Your task →
Wherever a line below holds the word "pneumatico", copy that line.

[Start of Entries]

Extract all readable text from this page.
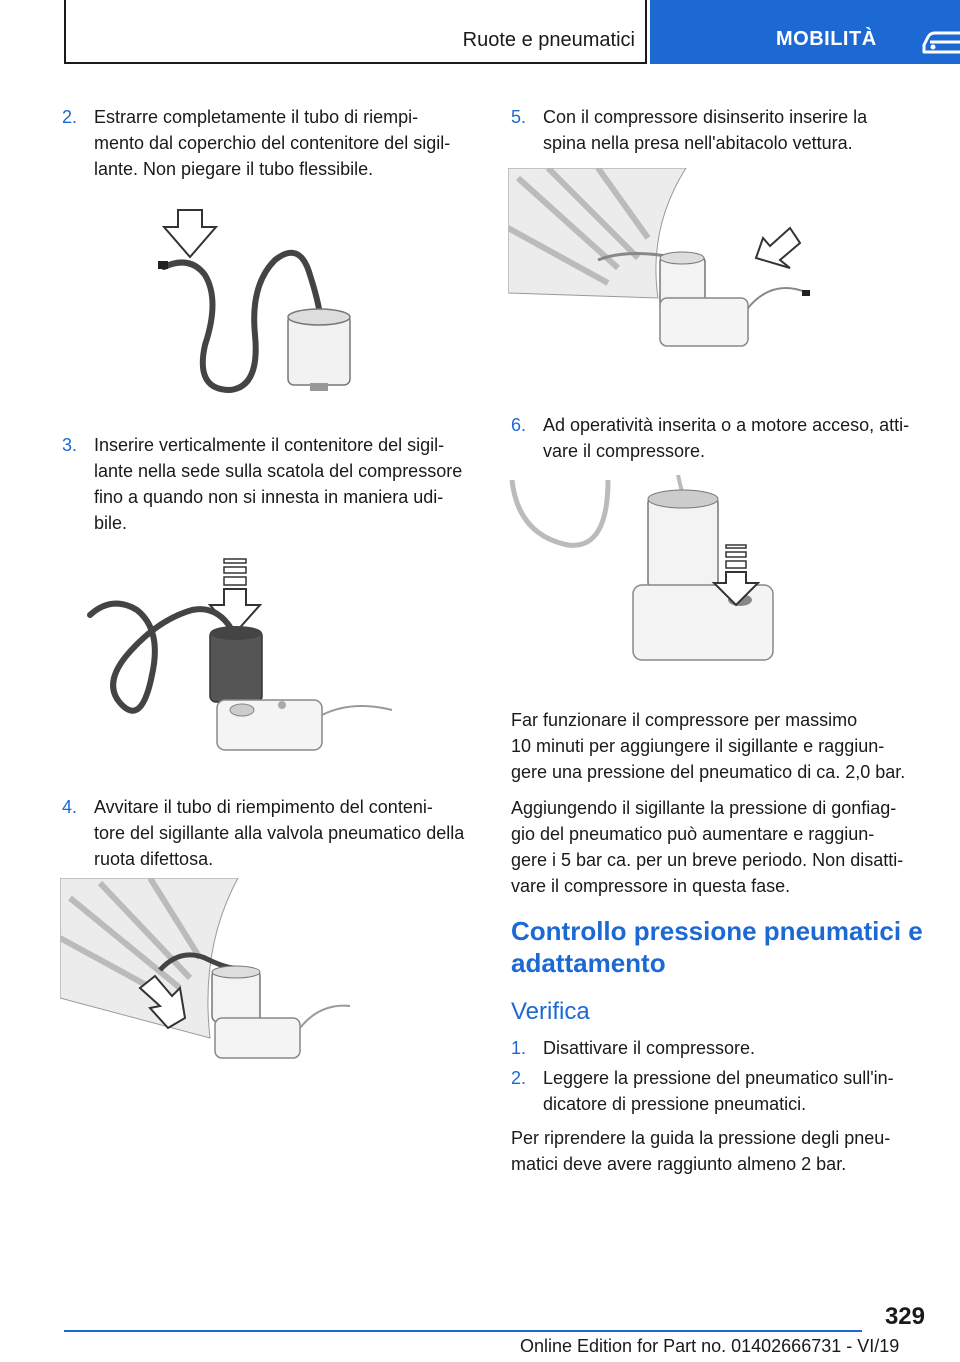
Ruote e pneumatici	MOBILITÀ

2. Estrarre completamente il tubo di riempi-
mento dal coperchio del contenitore del sigil-
lante. Non piegare il tubo flessibile.

3. Inserire verticalmente il contenitore del sigil-
lante nella sede sulla scatola del compressore
fino a quando non si innesta in maniera udi-
bile.

4. Avvitare il tubo di riempimento del conteni-
tore del sigillante alla valvola pneumatico della
ruota difettosa.

5. Con il compressore disinserito inserire la
spina nella presa nell'abitacolo vettura.

6. Ad operatività inserita o a motore acceso, atti-
vare il compressore.

Far funzionare il compressore per massimo
10 minuti per aggiungere il sigillante e raggiun-
gere una pressione del pneumatico di ca. 2,0 bar.

Aggiungendo il sigillante la pressione di gonfiag-
gio del pneumatico può aumentare e raggiun-
gere i 5 bar ca. per un breve periodo. Non disatti-
vare il compressore in questa fase.

Controllo pressione pneumatici e
adattamento
Verifica

1. Disattivare il compressore.

2. Leggere la pressione del pneumatico sull'in-
dicatore di pressione pneumatici.

Per riprendere la guida la pressione degli pneu-
matici deve avere raggiunto almeno 2 bar.

329
Online Edition for Part no. 01402666731 - VI/19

[End of Entries]

The output →
tore del sigillante alla valvola pneumatico della
gere una pressione del pneumatico di ca. 2,0 bar.
gio del pneumatico può aumentare e raggiun-
2. Leggere la pressione del pneumatico sull'in-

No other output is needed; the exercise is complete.